**READING TEXT:**
-- -- --
Agricultural Research Service

Research Project: DEVELOP AND IMPROVE STRATEGIES FOR MANAGEMENT OF IRRIGATED AGRICULTURAL CROPS AND SOILS

Location: Northwest Irrigation and Soils Research

Title: Copper Impacts on Corn, Soil Extractability, and the Soil Bacterial Community

Authors
item Ippolito, James
item Ducey, Thomas
item Tarkalson, David

Submitted to: Soil Science
Publication Type: Peer Reviewed Journal
Publication Acceptance Date: September 21, 2010
Publication Date: December 10, 2010
Citation: Ippolito, J.A., Ducey, T.F., Tarkalson, D.D. 2010. Copper Impacts on Corn, Soil Extractability, and the Soil Bacterial Community. Soil Science. Vol. 175(12)586-892. http://journals.lww.com/soilsci/pages/currenttoc.aspx

Interpretive Summary: Dairies utilize copper sulfate foot baths to control hoof infections, with copper accumulation in agricultural soils realized when spent foot baths are disposed of in waste lagoons and subsequently utilized for irrigation. We investigated the effect of increasing copper applications to two soils on corn yield and copper concentration, soil total and plant-available copper, and soil microbial community diversity. Copper application up to 250 mg/kg did not affect corn yield, but yield was reduced by up to 80% at greater copper application rates. As copper concentrations increased microbial diversity decreased. To prevent excessive corn copper accumulation and negative impacts on the soil microbial community, it is recommended available soil copper not to exceed 130 mg/kg in agroecosystems associated with the two soils utilized.
-- -- --
Write out the part of the copper study page starting with "Interpretive Summary: Dairies" and going on through "two soils utilized.", word for word. Rely on the copper study page alone.
-- -- --
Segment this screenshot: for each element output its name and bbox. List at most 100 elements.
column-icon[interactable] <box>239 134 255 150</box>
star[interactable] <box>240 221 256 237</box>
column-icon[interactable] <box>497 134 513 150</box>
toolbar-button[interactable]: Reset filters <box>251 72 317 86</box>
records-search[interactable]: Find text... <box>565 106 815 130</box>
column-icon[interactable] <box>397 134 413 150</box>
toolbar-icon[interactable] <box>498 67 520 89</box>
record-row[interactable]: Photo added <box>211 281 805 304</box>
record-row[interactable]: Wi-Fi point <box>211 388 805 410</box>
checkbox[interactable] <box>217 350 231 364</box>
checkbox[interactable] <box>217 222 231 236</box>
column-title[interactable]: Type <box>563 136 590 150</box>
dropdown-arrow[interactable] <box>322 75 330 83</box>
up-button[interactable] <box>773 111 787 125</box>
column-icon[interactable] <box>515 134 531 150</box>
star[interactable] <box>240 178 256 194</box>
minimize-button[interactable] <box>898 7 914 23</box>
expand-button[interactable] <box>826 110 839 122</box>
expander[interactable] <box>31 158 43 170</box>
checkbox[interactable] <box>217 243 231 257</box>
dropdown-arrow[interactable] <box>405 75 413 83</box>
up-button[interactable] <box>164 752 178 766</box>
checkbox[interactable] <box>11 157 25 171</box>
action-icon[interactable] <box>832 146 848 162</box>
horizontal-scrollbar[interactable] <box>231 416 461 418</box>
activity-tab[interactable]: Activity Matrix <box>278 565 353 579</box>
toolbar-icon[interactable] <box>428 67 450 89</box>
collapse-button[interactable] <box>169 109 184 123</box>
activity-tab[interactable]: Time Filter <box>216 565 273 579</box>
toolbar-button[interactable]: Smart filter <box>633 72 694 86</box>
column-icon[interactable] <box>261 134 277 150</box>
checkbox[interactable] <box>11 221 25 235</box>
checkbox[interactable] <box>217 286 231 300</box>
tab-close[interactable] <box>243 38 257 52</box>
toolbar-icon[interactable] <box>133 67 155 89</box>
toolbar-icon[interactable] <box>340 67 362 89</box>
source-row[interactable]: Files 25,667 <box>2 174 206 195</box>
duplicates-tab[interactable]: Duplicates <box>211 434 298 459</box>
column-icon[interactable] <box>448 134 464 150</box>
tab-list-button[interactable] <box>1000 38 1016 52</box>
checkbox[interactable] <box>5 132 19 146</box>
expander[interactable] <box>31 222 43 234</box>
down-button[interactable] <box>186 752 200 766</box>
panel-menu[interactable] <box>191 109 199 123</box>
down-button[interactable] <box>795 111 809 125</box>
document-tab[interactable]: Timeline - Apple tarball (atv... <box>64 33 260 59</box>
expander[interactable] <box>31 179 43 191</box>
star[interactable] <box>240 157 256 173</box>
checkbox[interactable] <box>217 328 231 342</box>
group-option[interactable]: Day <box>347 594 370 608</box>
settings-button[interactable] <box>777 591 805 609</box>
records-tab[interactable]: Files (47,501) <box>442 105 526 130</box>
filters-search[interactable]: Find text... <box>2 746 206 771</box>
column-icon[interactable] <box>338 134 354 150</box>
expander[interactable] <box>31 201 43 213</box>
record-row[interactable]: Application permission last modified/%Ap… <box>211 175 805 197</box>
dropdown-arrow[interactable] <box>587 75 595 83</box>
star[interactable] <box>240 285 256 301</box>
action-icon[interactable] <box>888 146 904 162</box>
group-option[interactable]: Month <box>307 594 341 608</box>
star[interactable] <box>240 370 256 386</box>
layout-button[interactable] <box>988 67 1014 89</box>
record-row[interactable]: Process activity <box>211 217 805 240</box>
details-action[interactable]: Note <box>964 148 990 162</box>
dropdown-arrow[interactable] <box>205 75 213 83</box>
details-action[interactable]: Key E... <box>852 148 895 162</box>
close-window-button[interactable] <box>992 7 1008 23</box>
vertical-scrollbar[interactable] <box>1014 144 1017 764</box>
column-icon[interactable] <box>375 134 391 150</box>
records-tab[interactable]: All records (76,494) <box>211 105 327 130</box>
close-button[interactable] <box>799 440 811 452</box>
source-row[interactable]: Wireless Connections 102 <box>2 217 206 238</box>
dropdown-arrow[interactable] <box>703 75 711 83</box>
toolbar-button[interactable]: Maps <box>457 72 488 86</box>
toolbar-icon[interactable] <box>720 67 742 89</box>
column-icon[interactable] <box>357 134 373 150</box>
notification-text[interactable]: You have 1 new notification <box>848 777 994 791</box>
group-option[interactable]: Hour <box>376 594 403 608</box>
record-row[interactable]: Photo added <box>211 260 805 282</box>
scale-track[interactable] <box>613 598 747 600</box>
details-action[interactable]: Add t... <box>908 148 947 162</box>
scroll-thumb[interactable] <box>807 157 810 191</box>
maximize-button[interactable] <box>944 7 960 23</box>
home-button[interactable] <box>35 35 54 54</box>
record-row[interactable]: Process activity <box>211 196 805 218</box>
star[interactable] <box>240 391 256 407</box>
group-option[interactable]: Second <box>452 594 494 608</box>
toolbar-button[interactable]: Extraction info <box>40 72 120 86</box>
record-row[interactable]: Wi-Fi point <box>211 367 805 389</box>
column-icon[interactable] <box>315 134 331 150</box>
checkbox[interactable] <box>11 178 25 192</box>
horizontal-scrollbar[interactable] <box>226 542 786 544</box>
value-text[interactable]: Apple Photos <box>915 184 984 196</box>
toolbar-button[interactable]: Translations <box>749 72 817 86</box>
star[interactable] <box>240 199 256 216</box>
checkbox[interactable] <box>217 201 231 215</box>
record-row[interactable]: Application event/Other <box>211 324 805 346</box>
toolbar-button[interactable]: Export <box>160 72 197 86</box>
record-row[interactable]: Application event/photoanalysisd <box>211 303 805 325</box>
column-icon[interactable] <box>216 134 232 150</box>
-- -- --
**EXERCISE ANSWER:**
Interpretive Summary: Dairies utilize copper sulfate foot baths to control hoof infections, with copper accumulation in agricultural soils realized when spent foot baths are disposed of in waste lagoons and subsequently utilized for irrigation. We investigated the effect of increasing copper applications to two soils on corn yield and copper concentration, soil total and plant-available copper, and soil microbial community diversity. Copper application up to 250 mg/kg did not affect corn yield, but yield was reduced by up to 80% at greater copper application rates. As copper concentrations increased microbial diversity decreased. To prevent excessive corn copper accumulation and negative impacts on the soil microbial community, it is recommended available soil copper not to exceed 130 mg/kg in agroecosystems associated with the two soils utilized.